◆ **Provided entries**
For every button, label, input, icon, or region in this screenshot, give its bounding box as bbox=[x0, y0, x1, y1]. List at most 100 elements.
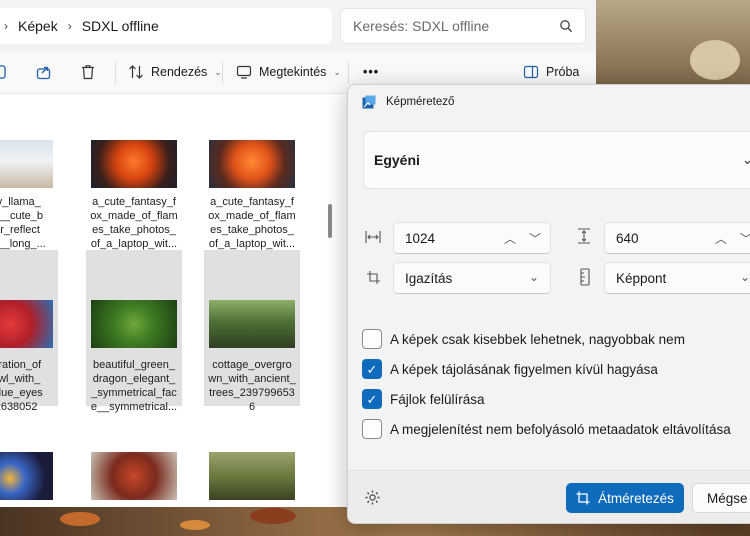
search-placeholder: Keresés: SDXL offline bbox=[353, 18, 490, 34]
file-name-line: a_cute_fantasy_f bbox=[92, 196, 176, 208]
file-item[interactable]: a_cute_fantasy_f ox_made_of_flam es_take_p… bbox=[204, 94, 300, 250]
share-button[interactable] bbox=[36, 64, 52, 80]
file-item[interactable]: llustration_ofd_owl_with_at_blue_eyes522… bbox=[0, 250, 58, 413]
preview-pane-button[interactable]: Próba bbox=[523, 64, 579, 80]
height-icon bbox=[578, 228, 590, 244]
option-checkbox-row[interactable]: ✓ Fájlok felülírása bbox=[362, 389, 485, 409]
file-name-line: of_a_laptop_wit... bbox=[208, 238, 296, 250]
sort-button[interactable]: Rendezés ⌄ bbox=[128, 64, 222, 80]
fit-mode-value: Igazítás bbox=[405, 270, 453, 286]
file-item[interactable] bbox=[0, 410, 58, 507]
option-checkbox-row[interactable]: A képek csak kisebbek lehetnek, nagyobba… bbox=[362, 329, 685, 349]
checkbox-unchecked[interactable] bbox=[362, 419, 382, 439]
file-name-line: _symmetrical_fac bbox=[91, 387, 177, 399]
option-label: A képek csak kisebbek lehetnek, nagyobba… bbox=[390, 331, 685, 347]
image-thumbnail bbox=[0, 452, 53, 500]
toolbar-divider bbox=[348, 62, 349, 84]
file-name-line: at_blue_eyes bbox=[0, 387, 43, 399]
width-input[interactable]: 1024 ︿ ﹀ bbox=[393, 222, 551, 254]
image-thumbnail bbox=[209, 140, 295, 188]
file-name-line: ox_made_of_flam bbox=[208, 210, 296, 222]
fit-mode-dropdown[interactable]: Igazítás ⌄ bbox=[393, 262, 551, 294]
bokeh-shape bbox=[690, 40, 740, 80]
option-label: Fájlok felülírása bbox=[390, 391, 485, 407]
copy-button[interactable] bbox=[0, 64, 8, 80]
image-thumbnail bbox=[91, 452, 177, 500]
dialog-footer: Átméretezés Mégse bbox=[348, 470, 750, 523]
sort-label: Rendezés bbox=[151, 65, 208, 79]
file-name-line: d_owl_with_ bbox=[0, 373, 41, 385]
leaf-shape bbox=[60, 512, 100, 526]
file-name-line: es_take_photos_ bbox=[92, 224, 176, 236]
file-name-line: cular_reflect bbox=[0, 224, 40, 236]
checkbox-unchecked[interactable] bbox=[362, 329, 382, 349]
resize-icon bbox=[576, 491, 590, 505]
breadcrumb[interactable]: › Képek › SDXL offline bbox=[0, 8, 332, 44]
image-thumbnail bbox=[91, 300, 177, 348]
file-item[interactable]: beautiful_green_ dragon_elegant_ _symmetri… bbox=[86, 250, 182, 413]
dialog-titlebar: Képméretező bbox=[362, 95, 454, 109]
decrement-down-icon[interactable]: ﹀ bbox=[529, 230, 541, 247]
chevron-down-icon: ⌄ bbox=[740, 270, 750, 284]
width-icon bbox=[365, 231, 381, 243]
share-icon bbox=[36, 66, 51, 80]
file-name-line: eyes__long_... bbox=[0, 238, 46, 250]
unit-value: Képpont bbox=[616, 270, 667, 286]
image-thumbnail bbox=[0, 140, 53, 188]
height-value: 640 bbox=[616, 230, 639, 246]
height-input[interactable]: 640 ︿ ﹀ bbox=[604, 222, 750, 254]
increment-up-icon[interactable]: ︿ bbox=[504, 230, 516, 247]
checkbox-checked[interactable]: ✓ bbox=[362, 359, 382, 379]
decrement-down-icon[interactable]: ﹀ bbox=[740, 230, 750, 247]
resize-button[interactable]: Átméretezés bbox=[566, 483, 684, 513]
breadcrumb-item-current-folder[interactable]: SDXL offline bbox=[82, 18, 159, 34]
more-options-button[interactable]: ••• bbox=[363, 65, 379, 79]
leaf-shape bbox=[250, 508, 296, 524]
delete-button[interactable] bbox=[81, 64, 95, 80]
gear-icon[interactable] bbox=[364, 489, 381, 506]
preset-dropdown[interactable]: Egyéni ⌄ bbox=[363, 131, 750, 189]
file-name-line: llustration_of bbox=[0, 359, 42, 371]
option-checkbox-row[interactable]: ✓ A képek tájolásának figyelmen kívül hag… bbox=[362, 359, 658, 379]
file-name-line: beautiful_green_ bbox=[93, 359, 175, 371]
unit-dropdown[interactable]: Képpont ⌄ bbox=[604, 262, 750, 294]
file-name: a_cute_fantasy_f ox_made_of_flam es_take_p… bbox=[86, 195, 182, 251]
checkbox-checked[interactable]: ✓ bbox=[362, 389, 382, 409]
increment-up-icon[interactable]: ︿ bbox=[715, 230, 727, 247]
search-icon bbox=[560, 20, 573, 33]
cancel-button[interactable]: Mégse bbox=[692, 483, 750, 513]
file-name-line: ox_made_of_flam bbox=[90, 210, 178, 222]
more-icon: ••• bbox=[363, 65, 380, 79]
file-name-line: trees_239799653 bbox=[209, 387, 295, 399]
preset-value: Egyéni bbox=[374, 152, 420, 168]
copy-icon bbox=[0, 65, 6, 79]
view-button[interactable]: Megtekintés ⌄ bbox=[236, 64, 341, 80]
toolbar-divider bbox=[115, 62, 116, 84]
cancel-button-label: Mégse bbox=[707, 490, 748, 506]
file-name: llustration_ofd_owl_with_at_blue_eyes522… bbox=[0, 358, 58, 414]
file-item[interactable]: a_cute_fantasy_f ox_made_of_flam es_take_p… bbox=[86, 94, 182, 250]
file-item[interactable] bbox=[86, 410, 182, 507]
vertical-scrollbar[interactable] bbox=[328, 204, 332, 238]
search-input[interactable]: Keresés: SDXL offline bbox=[340, 8, 586, 44]
breadcrumb-item-pictures[interactable]: Képek bbox=[18, 18, 58, 34]
option-label: A megjelenítést nem befolyásoló metaadat… bbox=[390, 421, 731, 437]
chevron-down-icon: ⌄ bbox=[214, 66, 222, 77]
file-name: beautiful_green_ dragon_elegant_ _symmetri… bbox=[86, 358, 182, 414]
file-name-line: es_take_photos_ bbox=[210, 224, 294, 236]
option-checkbox-row[interactable]: A megjelenítést nem befolyásoló metaadat… bbox=[362, 419, 731, 439]
crop-icon bbox=[367, 271, 380, 284]
file-name-line: able__cute_b bbox=[0, 210, 44, 222]
trash-icon bbox=[82, 65, 94, 80]
file-name-line: dragon_elegant_ bbox=[92, 373, 176, 385]
file-item[interactable] bbox=[204, 410, 300, 507]
file-item[interactable]: cottage_overgro wn_with_ancient_ trees_239… bbox=[204, 250, 300, 413]
file-name-line: wn_with_ancient_ bbox=[208, 373, 296, 385]
chevron-down-icon: ⌄ bbox=[333, 66, 341, 77]
preview-pane-icon bbox=[523, 65, 539, 79]
chevron-right-icon: › bbox=[67, 19, 72, 33]
width-value: 1024 bbox=[405, 230, 436, 246]
file-item[interactable]: fluffy_llama_ able__cute_b cular_reflectey… bbox=[0, 94, 58, 250]
image-thumbnail bbox=[91, 140, 177, 188]
image-resizer-app-icon bbox=[362, 95, 376, 109]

◆ **Brief**
Convert every line in the rows above into a numbered list, skipping any blank lines and leaving out the pictures.

◆ **Exercise output**
1. For every button, label, input, icon, or region in this screenshot, give its bounding box as bbox=[x0, y0, x1, y1]. List at most 100 elements.
2. search-placeholder: Keresés: SDXL offline bbox=[353, 18, 490, 34]
3. file-name-line: a_cute_fantasy_f bbox=[92, 196, 176, 208]
4. file-item[interactable]: a_cute_fantasy_f ox_made_of_flam es_take_p… bbox=[204, 94, 300, 250]
5. share-button[interactable] bbox=[36, 64, 52, 80]
6. file-item[interactable]: llustration_ofd_owl_with_at_blue_eyes522… bbox=[0, 250, 58, 413]
7. preview-pane-button[interactable]: Próba bbox=[523, 64, 579, 80]
8. height-icon bbox=[578, 228, 590, 244]
9. option-checkbox-row[interactable]: ✓ Fájlok felülírása bbox=[362, 389, 485, 409]
10. file-name-line: of_a_laptop_wit... bbox=[208, 238, 296, 250]
11. sort-button[interactable]: Rendezés ⌄ bbox=[128, 64, 222, 80]
12. fit-mode-value: Igazítás bbox=[405, 270, 453, 286]
13. file-item[interactable] bbox=[0, 410, 58, 507]
14. option-checkbox-row[interactable]: A képek csak kisebbek lehetnek, nagyobba… bbox=[362, 329, 685, 349]
15. checkbox-unchecked[interactable] bbox=[362, 419, 382, 439]
16. file-name-line: _symmetrical_fac bbox=[91, 387, 177, 399]
17. option-label: A képek csak kisebbek lehetnek, nagyobba… bbox=[390, 331, 685, 347]
18. image-thumbnail bbox=[0, 452, 53, 500]
19. toolbar-divider bbox=[348, 62, 349, 84]
20. file-name-line: at_blue_eyes bbox=[0, 387, 43, 399]
21. width-input[interactable]: 1024 ︿ ﹀ bbox=[393, 222, 551, 254]
22. image-thumbnail bbox=[209, 140, 295, 188]
23. file-name-line: ox_made_of_flam bbox=[208, 210, 296, 222]
24. fit-mode-dropdown[interactable]: Igazítás ⌄ bbox=[393, 262, 551, 294]
25. bokeh-shape bbox=[690, 40, 740, 80]
26. option-label: Fájlok felülírása bbox=[390, 391, 485, 407]
27. copy-button[interactable] bbox=[0, 64, 8, 80]
28. image-thumbnail bbox=[91, 452, 177, 500]
29. dialog-footer: Átméretezés Mégse bbox=[348, 470, 750, 523]
30. sort-label: Rendezés bbox=[151, 65, 208, 79]
31. file-name-line: d_owl_with_ bbox=[0, 373, 41, 385]
32. leaf-shape bbox=[60, 512, 100, 526]
33. file-name-line: es_take_photos_ bbox=[92, 224, 176, 236]
34. file-name-line: cular_reflect bbox=[0, 224, 40, 236]
35. checkbox-unchecked[interactable] bbox=[362, 329, 382, 349]
36. resize-icon bbox=[576, 491, 590, 505]
37. breadcrumb[interactable]: › Képek › SDXL offline bbox=[0, 8, 332, 44]
38. image-thumbnail bbox=[91, 300, 177, 348]
39. file-item[interactable]: beautiful_green_ dragon_elegant_ _symmetri… bbox=[86, 250, 182, 413]
40. dialog-titlebar: Képméretező bbox=[362, 95, 454, 109]
41. decrement-down-icon[interactable]: ﹀ bbox=[529, 230, 541, 247]
42. chevron-down-icon: ⌄ bbox=[740, 270, 750, 284]
43. width-icon bbox=[365, 231, 381, 243]
44. share-icon bbox=[36, 66, 51, 80]
45. file-name-line: eyes__long_... bbox=[0, 238, 46, 250]
46. unit-value: Képpont bbox=[616, 270, 667, 286]
47. image-thumbnail bbox=[0, 140, 53, 188]
48. height-value: 640 bbox=[616, 230, 639, 246]
49. height-input[interactable]: 640 ︿ ﹀ bbox=[604, 222, 750, 254]
50. increment-up-icon[interactable]: ︿ bbox=[504, 230, 516, 247]
51. checkbox-checked[interactable]: ✓ bbox=[362, 359, 382, 379]
52. decrement-down-icon[interactable]: ﹀ bbox=[740, 230, 750, 247]
53. resize-button[interactable]: Átméretezés bbox=[566, 483, 684, 513]
54. breadcrumb-item-current-folder[interactable]: SDXL offline bbox=[82, 18, 159, 34]
55. more-options-button[interactable]: ••• bbox=[363, 65, 379, 79]
56. leaf-shape bbox=[250, 508, 296, 524]
57. delete-button[interactable] bbox=[81, 64, 95, 80]
58. gear-icon[interactable] bbox=[364, 489, 381, 506]
59. preset-dropdown[interactable]: Egyéni ⌄ bbox=[363, 131, 750, 189]
60. file-name-line: llustration_of bbox=[0, 359, 42, 371]
61. option-checkbox-row[interactable]: ✓ A képek tájolásának figyelmen kívül hag… bbox=[362, 359, 658, 379]
62. file-name-line: beautiful_green_ bbox=[93, 359, 175, 371]
63. unit-dropdown[interactable]: Képpont ⌄ bbox=[604, 262, 750, 294]
64. file-name: a_cute_fantasy_f ox_made_of_flam es_take_p… bbox=[86, 195, 182, 251]
65. checkbox-checked[interactable]: ✓ bbox=[362, 389, 382, 409]
66. increment-up-icon[interactable]: ︿ bbox=[715, 230, 727, 247]
67. search-icon bbox=[560, 20, 573, 33]
68. cancel-button[interactable]: Mégse bbox=[692, 483, 750, 513]
69. file-name-line: ox_made_of_flam bbox=[90, 210, 178, 222]
70. more-icon: ••• bbox=[363, 65, 380, 79]
71. file-name-line: trees_239799653 bbox=[209, 387, 295, 399]
72. preset-value: Egyéni bbox=[374, 152, 420, 168]
73. copy-icon bbox=[0, 65, 6, 79]
74. view-button[interactable]: Megtekintés ⌄ bbox=[236, 64, 341, 80]
75. toolbar-divider bbox=[115, 62, 116, 84]
76. cancel-button-label: Mégse bbox=[707, 490, 748, 506]
77. file-name: llustration_ofd_owl_with_at_blue_eyes522… bbox=[0, 358, 58, 414]
78. file-item[interactable]: a_cute_fantasy_f ox_made_of_flam es_take_p… bbox=[86, 94, 182, 250]
79. file-item[interactable] bbox=[86, 410, 182, 507]
80. vertical-scrollbar[interactable] bbox=[328, 204, 332, 238]
81. search-input[interactable]: Keresés: SDXL offline bbox=[340, 8, 586, 44]
82. breadcrumb-item-pictures[interactable]: Képek bbox=[18, 18, 58, 34]
83. option-label: A megjelenítést nem befolyásoló metaadat… bbox=[390, 421, 731, 437]
84. chevron-down-icon: ⌄ bbox=[214, 66, 222, 77]
85. file-name: beautiful_green_ dragon_elegant_ _symmetri… bbox=[86, 358, 182, 414]
86. file-name-line: es_take_photos_ bbox=[210, 224, 294, 236]
87. option-checkbox-row[interactable]: A megjelenítést nem befolyásoló metaadat… bbox=[362, 419, 731, 439]
88. crop-icon bbox=[367, 271, 380, 284]
89. file-name-line: able__cute_b bbox=[0, 210, 44, 222]
90. trash-icon bbox=[82, 65, 94, 80]
91. file-name-line: dragon_elegant_ bbox=[92, 373, 176, 385]
92. file-item[interactable] bbox=[204, 410, 300, 507]
93. file-item[interactable]: cottage_overgro wn_with_ancient_ trees_239… bbox=[204, 250, 300, 413]
94. file-name-line: wn_with_ancient_ bbox=[208, 373, 296, 385]
95. chevron-down-icon: ⌄ bbox=[333, 66, 341, 77]
96. preview-pane-icon bbox=[523, 65, 539, 79]
97. chevron-right-icon: › bbox=[67, 19, 72, 33]
98. width-value: 1024 bbox=[405, 230, 436, 246]
99. file-item[interactable]: fluffy_llama_ able__cute_b cular_reflectey… bbox=[0, 94, 58, 250]
100. image-thumbnail bbox=[91, 140, 177, 188]
101. image-resizer-app-icon bbox=[362, 95, 376, 109]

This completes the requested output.